▶ _What to do_: Pick out all lines of the entries that include the word "Preliminary" and copy them.

* Start Data provided *

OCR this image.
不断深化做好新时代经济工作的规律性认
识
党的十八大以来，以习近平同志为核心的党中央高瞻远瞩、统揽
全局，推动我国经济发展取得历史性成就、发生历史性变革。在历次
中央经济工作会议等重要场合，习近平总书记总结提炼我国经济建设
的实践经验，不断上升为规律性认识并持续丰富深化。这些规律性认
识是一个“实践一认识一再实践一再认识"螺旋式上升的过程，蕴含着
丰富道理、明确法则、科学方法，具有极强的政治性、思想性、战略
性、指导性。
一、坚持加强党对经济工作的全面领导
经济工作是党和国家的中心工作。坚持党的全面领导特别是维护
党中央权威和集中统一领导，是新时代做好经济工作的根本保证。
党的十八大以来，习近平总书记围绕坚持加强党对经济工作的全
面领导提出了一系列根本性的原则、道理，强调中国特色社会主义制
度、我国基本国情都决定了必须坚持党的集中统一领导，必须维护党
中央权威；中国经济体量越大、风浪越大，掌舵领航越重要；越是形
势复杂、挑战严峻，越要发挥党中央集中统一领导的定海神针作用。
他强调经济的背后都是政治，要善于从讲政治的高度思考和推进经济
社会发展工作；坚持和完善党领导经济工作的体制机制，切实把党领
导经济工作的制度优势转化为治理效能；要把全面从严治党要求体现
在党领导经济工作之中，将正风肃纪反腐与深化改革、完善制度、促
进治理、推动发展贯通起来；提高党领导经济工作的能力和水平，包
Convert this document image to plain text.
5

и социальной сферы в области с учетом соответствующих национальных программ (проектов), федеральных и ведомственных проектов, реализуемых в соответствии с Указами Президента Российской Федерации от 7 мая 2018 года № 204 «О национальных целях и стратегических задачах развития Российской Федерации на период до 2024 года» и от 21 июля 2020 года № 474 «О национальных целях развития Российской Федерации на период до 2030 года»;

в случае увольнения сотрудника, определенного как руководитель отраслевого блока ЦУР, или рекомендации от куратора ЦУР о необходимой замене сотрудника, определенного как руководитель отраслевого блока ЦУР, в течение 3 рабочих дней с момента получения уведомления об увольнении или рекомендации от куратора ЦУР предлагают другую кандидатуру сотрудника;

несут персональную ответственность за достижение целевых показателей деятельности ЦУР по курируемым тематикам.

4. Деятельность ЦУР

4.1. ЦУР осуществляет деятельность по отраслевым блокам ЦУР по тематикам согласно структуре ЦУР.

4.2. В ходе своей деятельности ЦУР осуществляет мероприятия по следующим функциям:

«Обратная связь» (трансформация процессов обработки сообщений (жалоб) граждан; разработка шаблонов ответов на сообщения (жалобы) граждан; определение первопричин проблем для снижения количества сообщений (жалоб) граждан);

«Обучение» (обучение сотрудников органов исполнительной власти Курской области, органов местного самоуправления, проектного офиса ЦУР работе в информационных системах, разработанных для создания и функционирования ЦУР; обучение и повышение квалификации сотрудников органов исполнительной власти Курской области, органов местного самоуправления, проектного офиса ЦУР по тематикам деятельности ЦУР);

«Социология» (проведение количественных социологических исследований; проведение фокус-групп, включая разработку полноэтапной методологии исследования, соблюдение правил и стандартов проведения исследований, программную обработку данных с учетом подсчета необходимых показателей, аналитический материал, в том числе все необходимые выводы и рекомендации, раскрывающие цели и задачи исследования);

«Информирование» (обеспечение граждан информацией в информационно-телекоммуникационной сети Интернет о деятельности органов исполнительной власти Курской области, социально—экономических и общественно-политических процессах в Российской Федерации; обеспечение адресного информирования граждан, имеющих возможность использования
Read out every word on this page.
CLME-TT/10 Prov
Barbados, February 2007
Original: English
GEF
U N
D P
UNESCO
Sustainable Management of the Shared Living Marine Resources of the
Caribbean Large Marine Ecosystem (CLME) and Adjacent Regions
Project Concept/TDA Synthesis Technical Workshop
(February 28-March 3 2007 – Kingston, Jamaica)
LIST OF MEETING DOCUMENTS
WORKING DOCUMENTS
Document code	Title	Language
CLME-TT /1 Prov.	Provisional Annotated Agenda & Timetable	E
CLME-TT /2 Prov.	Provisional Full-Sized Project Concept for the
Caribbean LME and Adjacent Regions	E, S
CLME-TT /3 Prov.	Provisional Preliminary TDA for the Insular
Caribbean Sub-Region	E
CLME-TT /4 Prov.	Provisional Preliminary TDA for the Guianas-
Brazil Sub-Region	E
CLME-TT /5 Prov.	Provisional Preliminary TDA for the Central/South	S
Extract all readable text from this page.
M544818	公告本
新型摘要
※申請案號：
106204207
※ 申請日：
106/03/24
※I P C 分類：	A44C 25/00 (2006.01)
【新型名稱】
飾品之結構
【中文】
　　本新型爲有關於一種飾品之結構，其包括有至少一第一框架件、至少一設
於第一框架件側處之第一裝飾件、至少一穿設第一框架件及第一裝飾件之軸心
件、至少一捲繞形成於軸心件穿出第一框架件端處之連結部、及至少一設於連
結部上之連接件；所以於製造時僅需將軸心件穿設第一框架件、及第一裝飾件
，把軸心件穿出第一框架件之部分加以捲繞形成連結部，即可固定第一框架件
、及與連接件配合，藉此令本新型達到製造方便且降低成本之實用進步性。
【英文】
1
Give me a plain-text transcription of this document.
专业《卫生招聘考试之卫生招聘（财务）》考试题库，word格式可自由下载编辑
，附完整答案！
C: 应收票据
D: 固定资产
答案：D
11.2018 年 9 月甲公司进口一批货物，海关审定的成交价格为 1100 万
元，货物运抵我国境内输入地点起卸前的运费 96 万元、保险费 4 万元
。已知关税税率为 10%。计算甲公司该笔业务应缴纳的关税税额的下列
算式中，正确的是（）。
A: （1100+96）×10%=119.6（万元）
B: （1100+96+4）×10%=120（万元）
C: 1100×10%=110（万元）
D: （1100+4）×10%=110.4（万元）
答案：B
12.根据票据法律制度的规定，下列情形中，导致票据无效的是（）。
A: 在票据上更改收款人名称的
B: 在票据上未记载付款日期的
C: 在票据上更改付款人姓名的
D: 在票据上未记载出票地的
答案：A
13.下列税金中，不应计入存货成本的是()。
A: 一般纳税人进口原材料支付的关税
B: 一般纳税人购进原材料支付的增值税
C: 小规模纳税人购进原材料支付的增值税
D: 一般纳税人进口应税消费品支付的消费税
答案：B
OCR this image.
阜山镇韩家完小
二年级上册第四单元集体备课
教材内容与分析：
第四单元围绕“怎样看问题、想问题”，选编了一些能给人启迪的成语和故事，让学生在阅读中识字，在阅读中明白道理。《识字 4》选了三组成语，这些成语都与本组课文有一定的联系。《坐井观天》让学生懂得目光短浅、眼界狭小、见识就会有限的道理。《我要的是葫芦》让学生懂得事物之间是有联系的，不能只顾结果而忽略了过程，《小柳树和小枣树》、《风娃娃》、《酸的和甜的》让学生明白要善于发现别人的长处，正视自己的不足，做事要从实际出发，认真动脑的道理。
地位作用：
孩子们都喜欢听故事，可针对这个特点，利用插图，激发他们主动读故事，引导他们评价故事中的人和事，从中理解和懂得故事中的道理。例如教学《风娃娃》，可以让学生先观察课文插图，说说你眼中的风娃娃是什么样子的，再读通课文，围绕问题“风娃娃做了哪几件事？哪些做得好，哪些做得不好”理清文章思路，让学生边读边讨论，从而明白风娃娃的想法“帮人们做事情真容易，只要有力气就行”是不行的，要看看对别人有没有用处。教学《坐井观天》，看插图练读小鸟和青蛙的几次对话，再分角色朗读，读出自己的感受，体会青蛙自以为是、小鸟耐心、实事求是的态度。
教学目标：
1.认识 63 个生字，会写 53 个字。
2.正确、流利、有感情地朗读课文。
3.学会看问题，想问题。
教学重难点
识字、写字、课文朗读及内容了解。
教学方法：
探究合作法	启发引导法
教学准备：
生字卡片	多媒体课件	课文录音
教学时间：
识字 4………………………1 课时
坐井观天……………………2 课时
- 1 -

* End Data provided *

▶ _Answer to this exercise_:
CLME-TT /3 Prov.	Provisional Preliminary TDA for the Insular
CLME-TT /4 Prov.	Provisional Preliminary TDA for the Guianas-
CLME-TT /5 Prov.	Provisional Preliminary TDA for the Central/South	S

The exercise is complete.